::: Rows :::

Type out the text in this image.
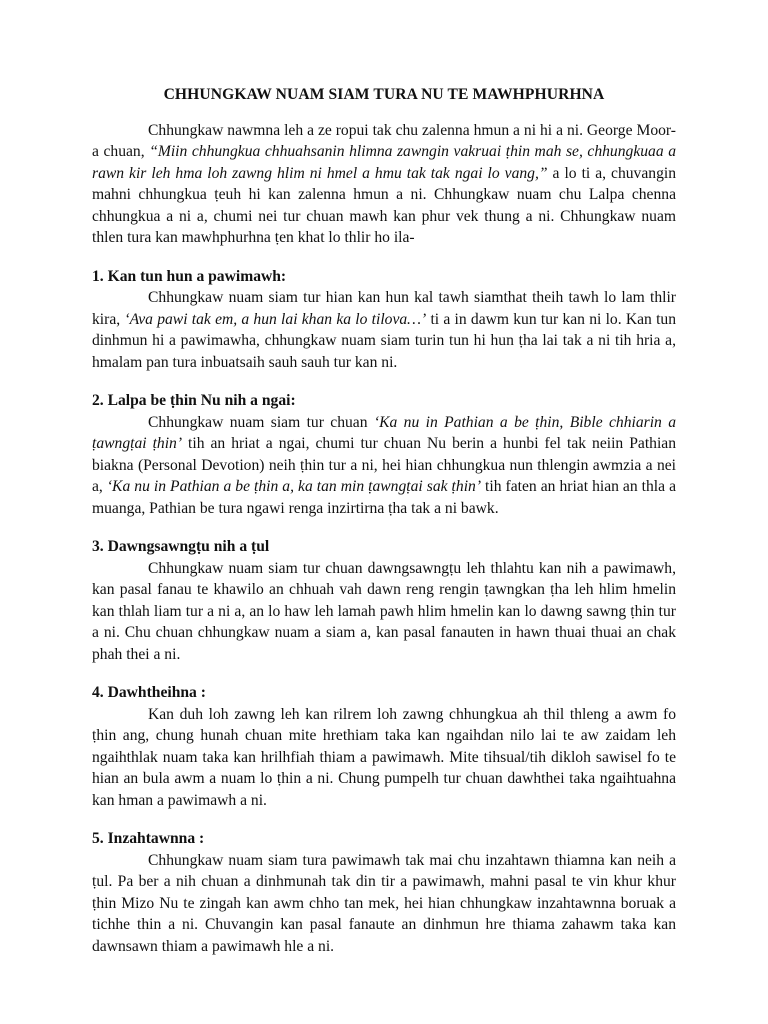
CHHUNGKAW NUAM SIAM TURA NU TE MAWHPHURHNA

Chhungkaw nawmna leh a ze ropui tak chu zalenna hmun a ni hi a ni. George Moor-a chuan, “Miin chhungkua chhuahsanin hlimna zawngin vakruai ṭhin mah se, chhungkuaa a rawn kir leh hma loh zawng hlim ni hmel a hmu tak tak ngai lo vang,” a lo ti a, chuvangin mahni chhungkua ṭeuh hi kan zalenna hmun a ni. Chhungkaw nuam chu Lalpa chenna chhungkua a ni a, chumi nei tur chuan mawh kan phur vek thung a ni. Chhungkaw nuam thlen tura kan mawhphurhna ṭen khat lo thlir ho ila-

1. Kan tun hun a pawimawh:

Chhungkaw nuam siam tur hian kan hun kal tawh siamthat theih tawh lo lam thlir kira, ‘Ava pawi tak em, a hun lai khan ka lo tilova…’ ti a in dawm kun tur kan ni lo. Kan tun dinhmun hi a pawimawha, chhungkaw nuam siam turin tun hi hun ṭha lai tak a ni tih hria a, hmalam pan tura inbuatsaih sauh sauh tur kan ni.

2. Lalpa be ṭhin Nu nih a ngai:

Chhungkaw nuam siam tur chuan ‘Ka nu in Pathian a be ṭhin, Bible chhiarin a ṭawngṭai ṭhin’ tih an hriat a ngai, chumi tur chuan Nu berin a hunbi fel tak neiin Pathian biakna (Personal Devotion) neih ṭhin tur a ni, hei hian chhungkua nun thlengin awmzia a nei a, ‘Ka nu in Pathian a be ṭhin a, ka tan min ṭawngṭai sak ṭhin’ tih faten an hriat hian an thla a muanga, Pathian be tura ngawi renga inzirtirna ṭha tak a ni bawk.

3. Dawngsawngṭu nih a ṭul

Chhungkaw nuam siam tur chuan dawngsawngṭu leh thlahtu kan nih a pawimawh, kan pasal fanau te khawilo an chhuah vah dawn reng rengin ṭawngkan ṭha leh hlim hmelin kan thlah liam tur a ni a, an lo haw leh lamah pawh hlim hmelin kan lo dawng sawng ṭhin tur a ni. Chu chuan chhungkaw nuam a siam a, kan pasal fanauten in hawn thuai thuai an chak phah thei a ni.

4. Dawhtheihna :

Kan duh loh zawng leh kan rilrem loh zawng chhungkua ah thil thleng a awm fo ṭhin ang, chung hunah chuan mite hrethiam taka kan ngaihdan nilo lai te aw zaidam leh ngaihthlak nuam taka kan hrilhfiah thiam a pawimawh. Mite tihsual/tih dikloh sawisel fo te hian an bula awm a nuam lo ṭhin a ni. Chung pumpelh tur chuan dawhthei taka ngaihtuahna kan hman a pawimawh a ni.

5. Inzahtawnna :

Chhungkaw nuam siam tura pawimawh tak mai chu inzahtawn thiamna kan neih a ṭul. Pa ber a nih chuan a dinhmunah tak din tir a pawimawh, mahni pasal te vin khur khur ṭhin Mizo Nu te zingah kan awm chho tan mek, hei hian chhungkaw inzahtawnna boruak a tichhe thin a ni. Chuvangin kan pasal fanaute an dinhmun hre thiama zahawm taka kan dawnsawn thiam a pawimawh hle a ni.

:::

[Goal] Return the whole listing, word for word, and leave out every picture.

[Final answer]
Type out the text in this image.
CHHUNGKAW NUAM SIAM TURA NU TE MAWHPHURHNA

Chhungkaw nawmna leh a ze ropui tak chu zalenna hmun a ni hi a ni. George Moor-a chuan, “Miin chhungkua chhuahsanin hlimna zawngin vakruai ṭhin mah se, chhungkuaa a rawn kir leh hma loh zawng hlim ni hmel a hmu tak tak ngai lo vang,” a lo ti a, chuvangin mahni chhungkua ṭeuh hi kan zalenna hmun a ni. Chhungkaw nuam chu Lalpa chenna chhungkua a ni a, chumi nei tur chuan mawh kan phur vek thung a ni. Chhungkaw nuam thlen tura kan mawhphurhna ṭen khat lo thlir ho ila-

1. Kan tun hun a pawimawh:

Chhungkaw nuam siam tur hian kan hun kal tawh siamthat theih tawh lo lam thlir kira, ‘Ava pawi tak em, a hun lai khan ka lo tilova…’ ti a in dawm kun tur kan ni lo. Kan tun dinhmun hi a pawimawha, chhungkaw nuam siam turin tun hi hun ṭha lai tak a ni tih hria a, hmalam pan tura inbuatsaih sauh sauh tur kan ni.

2. Lalpa be ṭhin Nu nih a ngai:

Chhungkaw nuam siam tur chuan ‘Ka nu in Pathian a be ṭhin, Bible chhiarin a ṭawngṭai ṭhin’ tih an hriat a ngai, chumi tur chuan Nu berin a hunbi fel tak neiin Pathian biakna (Personal Devotion) neih ṭhin tur a ni, hei hian chhungkua nun thlengin awmzia a nei a, ‘Ka nu in Pathian a be ṭhin a, ka tan min ṭawngṭai sak ṭhin’ tih faten an hriat hian an thla a muanga, Pathian be tura ngawi renga inzirtirna ṭha tak a ni bawk.

3. Dawngsawngṭu nih a ṭul

Chhungkaw nuam siam tur chuan dawngsawngṭu leh thlahtu kan nih a pawimawh, kan pasal fanau te khawilo an chhuah vah dawn reng rengin ṭawngkan ṭha leh hlim hmelin kan thlah liam tur a ni a, an lo haw leh lamah pawh hlim hmelin kan lo dawng sawng ṭhin tur a ni. Chu chuan chhungkaw nuam a siam a, kan pasal fanauten in hawn thuai thuai an chak phah thei a ni.

4. Dawhtheihna :

Kan duh loh zawng leh kan rilrem loh zawng chhungkua ah thil thleng a awm fo ṭhin ang, chung hunah chuan mite hrethiam taka kan ngaihdan nilo lai te aw zaidam leh ngaihthlak nuam taka kan hrilhfiah thiam a pawimawh. Mite tihsual/tih dikloh sawisel fo te hian an bula awm a nuam lo ṭhin a ni. Chung pumpelh tur chuan dawhthei taka ngaihtuahna kan hman a pawimawh a ni.

5. Inzahtawnna :

Chhungkaw nuam siam tura pawimawh tak mai chu inzahtawn thiamna kan neih a ṭul. Pa ber a nih chuan a dinhmunah tak din tir a pawimawh, mahni pasal te vin khur khur ṭhin Mizo Nu te zingah kan awm chho tan mek, hei hian chhungkaw inzahtawnna boruak a tichhe thin a ni. Chuvangin kan pasal fanaute an dinhmun hre thiama zahawm taka kan dawnsawn thiam a pawimawh hle a ni.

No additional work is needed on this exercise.